Skip the pictures and extract all of the lines exactly as written.
---------- EXCERPTED DATA ----------
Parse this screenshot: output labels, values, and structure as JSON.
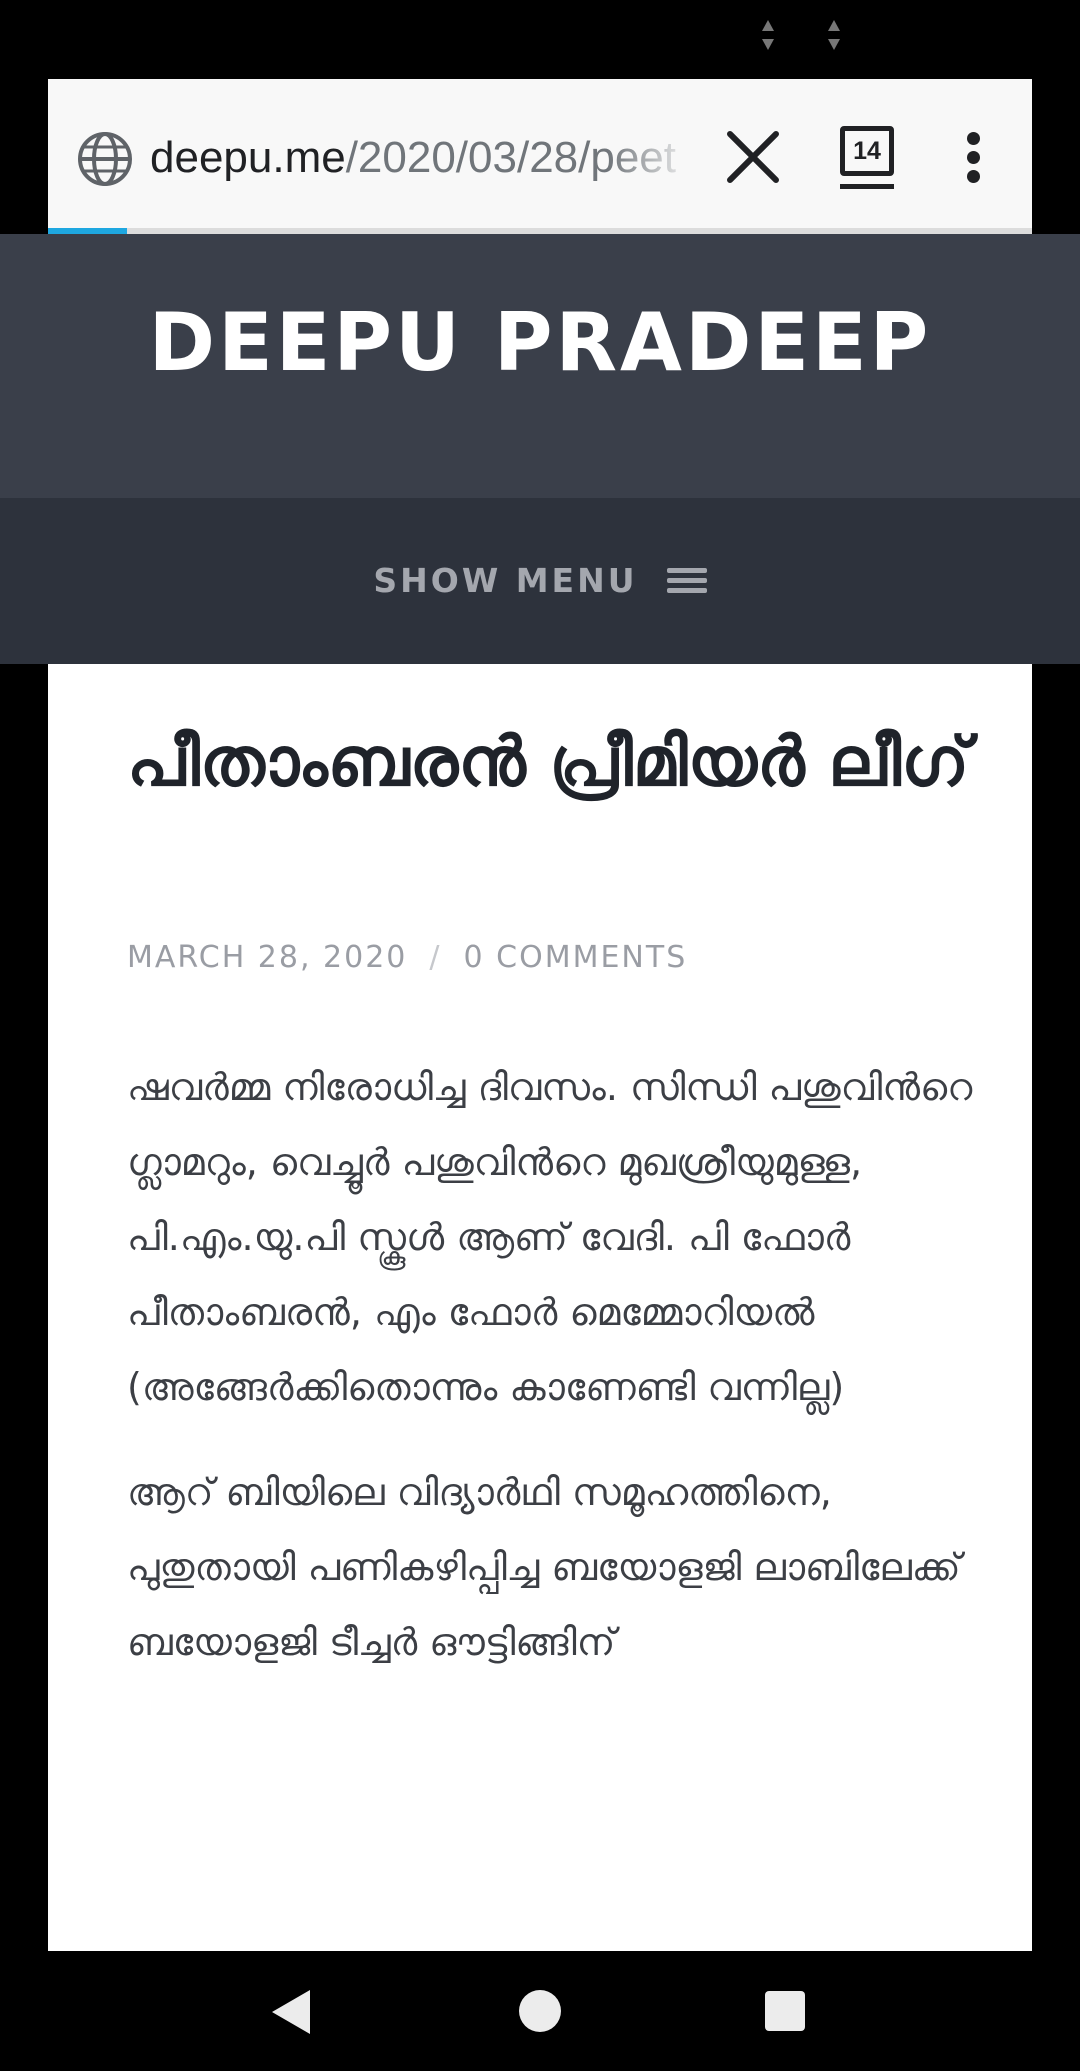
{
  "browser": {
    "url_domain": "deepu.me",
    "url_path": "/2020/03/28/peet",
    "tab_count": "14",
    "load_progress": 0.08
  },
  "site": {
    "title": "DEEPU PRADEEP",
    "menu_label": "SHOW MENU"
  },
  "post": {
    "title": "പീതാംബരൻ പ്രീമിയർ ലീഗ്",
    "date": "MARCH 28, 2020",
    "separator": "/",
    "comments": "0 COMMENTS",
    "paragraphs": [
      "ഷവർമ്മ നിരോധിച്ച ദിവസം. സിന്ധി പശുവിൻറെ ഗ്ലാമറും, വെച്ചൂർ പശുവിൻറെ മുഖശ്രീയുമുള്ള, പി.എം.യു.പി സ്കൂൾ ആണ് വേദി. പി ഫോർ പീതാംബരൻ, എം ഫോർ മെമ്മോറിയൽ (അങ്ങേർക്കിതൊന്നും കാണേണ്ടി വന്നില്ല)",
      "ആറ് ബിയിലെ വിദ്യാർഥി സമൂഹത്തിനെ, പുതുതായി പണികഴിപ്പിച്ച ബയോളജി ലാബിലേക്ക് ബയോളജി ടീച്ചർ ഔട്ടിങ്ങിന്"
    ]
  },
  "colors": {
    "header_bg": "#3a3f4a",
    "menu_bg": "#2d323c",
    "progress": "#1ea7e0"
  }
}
----------
* RESULT FOR THIS EXERCISE
Parse this screenshot: output labels, values, and structure as JSON.
{
  "browser": {
    "url_domain": "deepu.me",
    "url_path": "/2020/03/28/peet",
    "tab_count": "14",
    "load_progress": 0.08
  },
  "site": {
    "title": "DEEPU PRADEEP",
    "menu_label": "SHOW MENU"
  },
  "post": {
    "title": "പീതാംബരൻ പ്രീമിയർ ലീഗ്",
    "date": "MARCH 28, 2020",
    "separator": "/",
    "comments": "0 COMMENTS",
    "paragraphs": [
      "ഷവർമ്മ നിരോധിച്ച ദിവസം. സിന്ധി പശുവിൻറെ ഗ്ലാമറും, വെച്ചൂർ പശുവിൻറെ മുഖശ്രീയുമുള്ള, പി.എം.യു.പി സ്കൂൾ ആണ് വേദി. പി ഫോർ പീതാംബരൻ, എം ഫോർ മെമ്മോറിയൽ (അങ്ങേർക്കിതൊന്നും കാണേണ്ടി വന്നില്ല)",
      "ആറ് ബിയിലെ വിദ്യാർഥി സമൂഹത്തിനെ, പുതുതായി പണികഴിപ്പിച്ച ബയോളജി ലാബിലേക്ക് ബയോളജി ടീച്ചർ ഔട്ടിങ്ങിന്"
    ]
  },
  "colors": {
    "header_bg": "#3a3f4a",
    "menu_bg": "#2d323c",
    "progress": "#1ea7e0"
  }
}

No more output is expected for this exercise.